## Given problem
List all lines of the data containing the word "source".

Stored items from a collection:
%%

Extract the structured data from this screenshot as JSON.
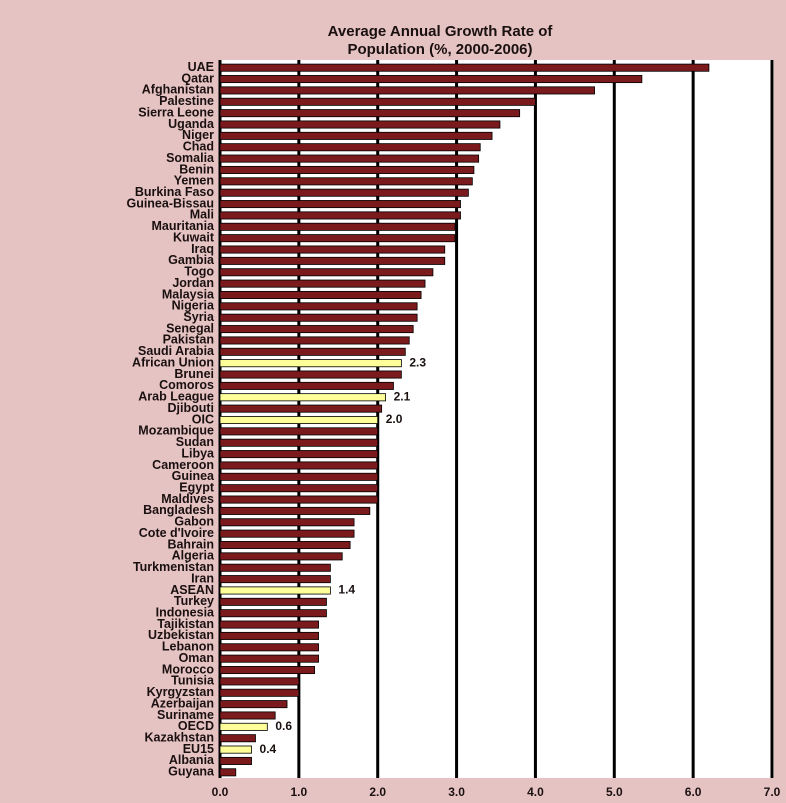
{
  "chart_data": {
    "type": "bar",
    "orientation": "horizontal",
    "title": [
      "Average Annual Growth Rate of",
      "Population (%, 2000-2006)"
    ],
    "categories": [
      "UAE",
      "Qatar",
      "Afghanistan",
      "Palestine",
      "Sierra Leone",
      "Uganda",
      "Niger",
      "Chad",
      "Somalia",
      "Benin",
      "Yemen",
      "Burkina Faso",
      "Guinea-Bissau",
      "Mali",
      "Mauritania",
      "Kuwait",
      "Iraq",
      "Gambia",
      "Togo",
      "Jordan",
      "Malaysia",
      "Nigeria",
      "Syria",
      "Senegal",
      "Pakistan",
      "Saudi Arabia",
      "African Union",
      "Brunei",
      "Comoros",
      "Arab League",
      "Djibouti",
      "OIC",
      "Mozambique",
      "Sudan",
      "Libya",
      "Cameroon",
      "Guinea",
      "Egypt",
      "Maldives",
      "Bangladesh",
      "Gabon",
      "Cote d'Ivoire",
      "Bahrain",
      "Algeria",
      "Turkmenistan",
      "Iran",
      "ASEAN",
      "Turkey",
      "Indonesia",
      "Tajikistan",
      "Uzbekistan",
      "Lebanon",
      "Oman",
      "Morocco",
      "Tunisia",
      "Kyrgyzstan",
      "Azerbaijan",
      "Suriname",
      "OECD",
      "Kazakhstan",
      "EU15",
      "Albania",
      "Guyana"
    ],
    "values": [
      6.2,
      5.35,
      4.75,
      4.0,
      3.8,
      3.55,
      3.45,
      3.3,
      3.28,
      3.22,
      3.2,
      3.15,
      3.05,
      3.05,
      2.98,
      2.98,
      2.85,
      2.85,
      2.7,
      2.6,
      2.55,
      2.5,
      2.5,
      2.45,
      2.4,
      2.35,
      2.3,
      2.3,
      2.2,
      2.1,
      2.05,
      2.0,
      2.0,
      2.0,
      2.0,
      2.0,
      2.0,
      2.0,
      2.0,
      1.9,
      1.7,
      1.7,
      1.65,
      1.55,
      1.4,
      1.4,
      1.4,
      1.35,
      1.35,
      1.25,
      1.25,
      1.25,
      1.25,
      1.2,
      1.0,
      1.0,
      0.85,
      0.7,
      0.6,
      0.45,
      0.4,
      0.4,
      0.2
    ],
    "value_labels": [
      null,
      null,
      null,
      null,
      null,
      null,
      null,
      null,
      null,
      null,
      null,
      null,
      null,
      null,
      null,
      null,
      null,
      null,
      null,
      null,
      null,
      null,
      null,
      null,
      null,
      null,
      "2.3",
      null,
      null,
      "2.1",
      null,
      "2.0",
      null,
      null,
      null,
      null,
      null,
      null,
      null,
      null,
      null,
      null,
      null,
      null,
      null,
      null,
      "1.4",
      null,
      null,
      null,
      null,
      null,
      null,
      null,
      null,
      null,
      null,
      null,
      "0.6",
      null,
      "0.4",
      null,
      null
    ],
    "colors": [
      "#7a1a1c",
      "#7a1a1c",
      "#7a1a1c",
      "#7a1a1c",
      "#7a1a1c",
      "#7a1a1c",
      "#7a1a1c",
      "#7a1a1c",
      "#7a1a1c",
      "#7a1a1c",
      "#7a1a1c",
      "#7a1a1c",
      "#7a1a1c",
      "#7a1a1c",
      "#7a1a1c",
      "#7a1a1c",
      "#7a1a1c",
      "#7a1a1c",
      "#7a1a1c",
      "#7a1a1c",
      "#7a1a1c",
      "#7a1a1c",
      "#7a1a1c",
      "#7a1a1c",
      "#7a1a1c",
      "#7a1a1c",
      "#ffff99",
      "#7a1a1c",
      "#7a1a1c",
      "#ffff99",
      "#7a1a1c",
      "#ffff99",
      "#7a1a1c",
      "#7a1a1c",
      "#7a1a1c",
      "#7a1a1c",
      "#7a1a1c",
      "#7a1a1c",
      "#7a1a1c",
      "#7a1a1c",
      "#7a1a1c",
      "#7a1a1c",
      "#7a1a1c",
      "#7a1a1c",
      "#7a1a1c",
      "#7a1a1c",
      "#ffff99",
      "#7a1a1c",
      "#7a1a1c",
      "#7a1a1c",
      "#7a1a1c",
      "#7a1a1c",
      "#7a1a1c",
      "#7a1a1c",
      "#7a1a1c",
      "#7a1a1c",
      "#7a1a1c",
      "#7a1a1c",
      "#ffff99",
      "#7a1a1c",
      "#ffff99",
      "#7a1a1c",
      "#7a1a1c"
    ],
    "xlim": [
      0,
      7
    ],
    "xticks": [
      {
        "value": 0,
        "label": "0.0"
      },
      {
        "value": 1,
        "label": "1.0"
      },
      {
        "value": 2,
        "label": "2.0"
      },
      {
        "value": 3,
        "label": "3.0"
      },
      {
        "value": 4,
        "label": "4.0"
      },
      {
        "value": 5,
        "label": "5.0"
      },
      {
        "value": 6,
        "label": "6.0"
      },
      {
        "value": 7,
        "label": "7.0"
      }
    ],
    "grid": true
  }
}
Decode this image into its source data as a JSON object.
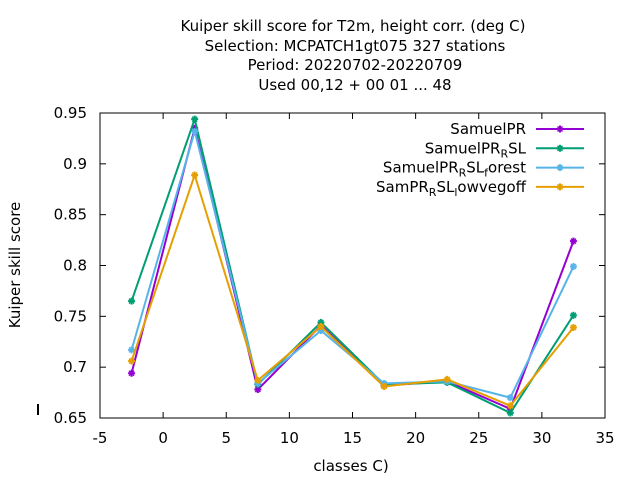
{
  "chart_data": {
    "type": "line",
    "title_lines": [
      "Kuiper skill score  for T2m, height corr. (deg C)",
      "Selection: MCPATCH1gt075    327 stations",
      "Period: 20220702-20220709",
      "Used  00,12  + 00 01 ... 48"
    ],
    "xlabel": "classes C)",
    "ylabel": "Kuiper skill score",
    "xlim": [
      -5,
      35
    ],
    "ylim": [
      0.65,
      0.95
    ],
    "xticks": [
      "-5",
      "0",
      "5",
      "10",
      "15",
      "20",
      "25",
      "30",
      "35"
    ],
    "yticks": [
      "0.65",
      "0.7",
      "0.75",
      "0.8",
      "0.85",
      "0.9",
      "0.95"
    ],
    "grid": false,
    "legend_position": "top-right",
    "x": [
      -2.5,
      2.5,
      7.5,
      12.5,
      17.5,
      22.5,
      27.5,
      32.5
    ],
    "series": [
      {
        "name": "SamuelPR",
        "legend": {
          "main": "SamuelPR",
          "sub1": "",
          "mid": "",
          "sub2": "",
          "tail": ""
        },
        "color": "#9400d3",
        "values": [
          0.694,
          0.935,
          0.678,
          0.741,
          0.682,
          0.686,
          0.659,
          0.824
        ]
      },
      {
        "name": "SamuelPR_RSL",
        "legend": {
          "main": "SamuelPR",
          "sub1": "R",
          "mid": "SL",
          "sub2": "",
          "tail": ""
        },
        "color": "#009e73",
        "values": [
          0.765,
          0.944,
          0.683,
          0.744,
          0.683,
          0.685,
          0.655,
          0.751
        ]
      },
      {
        "name": "SamuelPR_RSL_forest",
        "legend": {
          "main": "SamuelPR",
          "sub1": "R",
          "mid": "SL",
          "sub2": "f",
          "tail": "orest"
        },
        "color": "#56b4e9",
        "values": [
          0.717,
          0.932,
          0.684,
          0.736,
          0.684,
          0.686,
          0.67,
          0.799
        ]
      },
      {
        "name": "SamPR_RSL_lowvegoff",
        "legend": {
          "main": "SamPR",
          "sub1": "R",
          "mid": "SL",
          "sub2": "l",
          "tail": "owvegoff"
        },
        "color": "#e69f00",
        "values": [
          0.706,
          0.889,
          0.687,
          0.74,
          0.681,
          0.688,
          0.662,
          0.739
        ]
      }
    ]
  }
}
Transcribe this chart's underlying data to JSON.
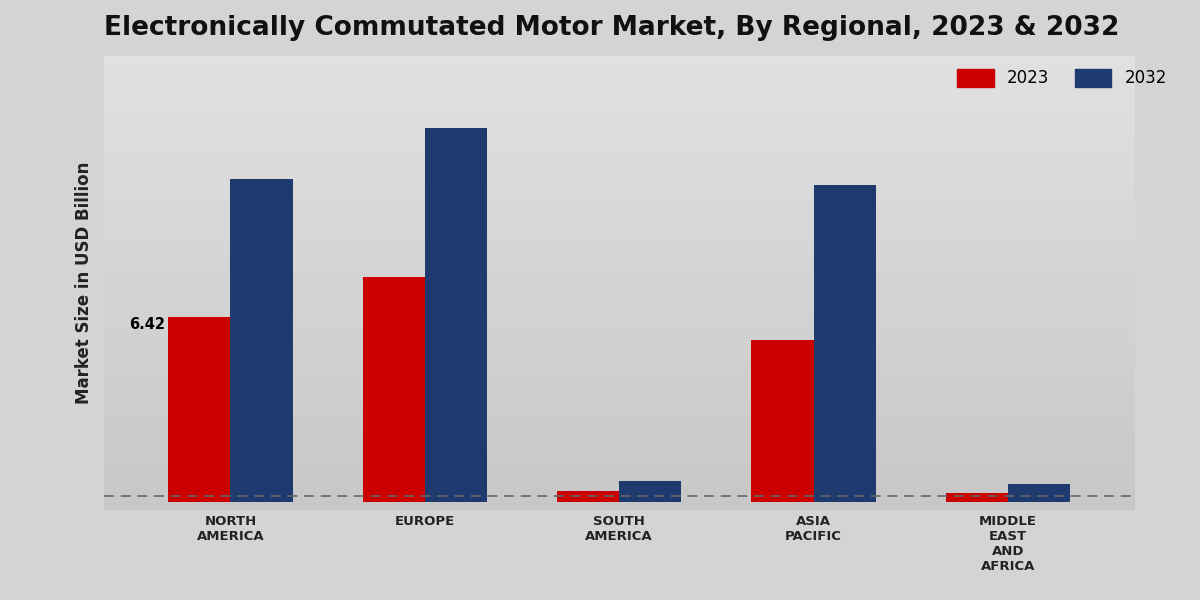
{
  "title": "Electronically Commutated Motor Market, By Regional, 2023 & 2032",
  "ylabel": "Market Size in USD Billion",
  "categories": [
    "NORTH\nAMERICA",
    "EUROPE",
    "SOUTH\nAMERICA",
    "ASIA\nPACIFIC",
    "MIDDLE\nEAST\nAND\nAFRICA"
  ],
  "values_2023": [
    6.42,
    7.8,
    0.38,
    5.6,
    0.28
  ],
  "values_2032": [
    11.2,
    13.0,
    0.72,
    11.0,
    0.62
  ],
  "color_2023": "#cc0000",
  "color_2032": "#1e3a6e",
  "annotation_label": "6.42",
  "annotation_index": 0,
  "bar_width": 0.32,
  "background_color_top": "#d9d9d9",
  "background_color_bottom": "#c0c0c0",
  "dashed_line_y": 0.18,
  "ylim_min": -0.3,
  "ylim_max": 15.5,
  "legend_labels": [
    "2023",
    "2032"
  ],
  "title_fontsize": 19,
  "axis_label_fontsize": 12,
  "tick_fontsize": 9.5,
  "legend_fontsize": 12
}
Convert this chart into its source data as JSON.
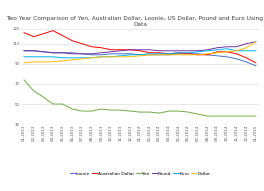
{
  "title": "Two Year Comparison of Yen, Australian Dollar, Loonie, US Dollar, Pound and Euro Using BIS\nData",
  "x_labels": [
    "01-2013",
    "02-2013",
    "03-2013",
    "04-2013",
    "05-2013",
    "06-2013",
    "07-2013",
    "08-2013",
    "09-2013",
    "10-2013",
    "11-2013",
    "12-2013",
    "01-2014",
    "02-2014",
    "03-2014",
    "04-2014",
    "05-2014",
    "06-2014",
    "07-2014",
    "08-2014",
    "09-2014",
    "10-2014",
    "11-2014",
    "12-2014",
    "01-2015"
  ],
  "series": {
    "Loonie": {
      "color": "#4472C4",
      "values": [
        103,
        103,
        102,
        101,
        101,
        101,
        100,
        99,
        99,
        100,
        100,
        100,
        99,
        99,
        99,
        99,
        100,
        100,
        100,
        99,
        98,
        97,
        95,
        92,
        88
      ]
    },
    "Australian Dollar": {
      "color": "#FF0000",
      "values": [
        121,
        117,
        120,
        123,
        118,
        113,
        110,
        107,
        106,
        104,
        104,
        104,
        103,
        101,
        101,
        100,
        101,
        100,
        99,
        99,
        102,
        102,
        100,
        96,
        91
      ]
    },
    "Yen": {
      "color": "#70AD47",
      "values": [
        74,
        63,
        57,
        50,
        50,
        45,
        43,
        43,
        45,
        44,
        44,
        43,
        42,
        42,
        41,
        43,
        43,
        42,
        40,
        38,
        38,
        38,
        38,
        38,
        38
      ]
    },
    "Pound": {
      "color": "#7030A0",
      "values": [
        103,
        103,
        102,
        101,
        101,
        100,
        100,
        100,
        101,
        102,
        103,
        104,
        104,
        104,
        103,
        103,
        103,
        103,
        103,
        104,
        106,
        107,
        107,
        110,
        112
      ]
    },
    "Euro": {
      "color": "#00B0F0",
      "values": [
        97,
        97,
        97,
        97,
        96,
        96,
        96,
        96,
        97,
        97,
        98,
        99,
        99,
        100,
        100,
        100,
        101,
        101,
        102,
        103,
        104,
        105,
        103,
        103,
        103
      ]
    },
    "Dollar": {
      "color": "#FFC000",
      "values": [
        91,
        92,
        92,
        92,
        93,
        94,
        95,
        96,
        97,
        97,
        97,
        97,
        98,
        99,
        99,
        99,
        99,
        99,
        99,
        100,
        101,
        102,
        103,
        106,
        112
      ]
    }
  },
  "ylim": [
    30,
    125
  ],
  "yticks": [
    30,
    50,
    70,
    90,
    110,
    125
  ],
  "ytick_labels": [
    "30",
    "50",
    "70",
    "90",
    "110",
    "125"
  ],
  "bg_color": "#FFFFFF",
  "grid_color": "#D9D9D9",
  "title_fontsize": 4.2,
  "legend_fontsize": 3.2,
  "tick_fontsize": 2.8,
  "linewidth": 0.7
}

%%

## Full response
Decode this image into its source data as a JSON object.
Convert this chart into its source data as JSON.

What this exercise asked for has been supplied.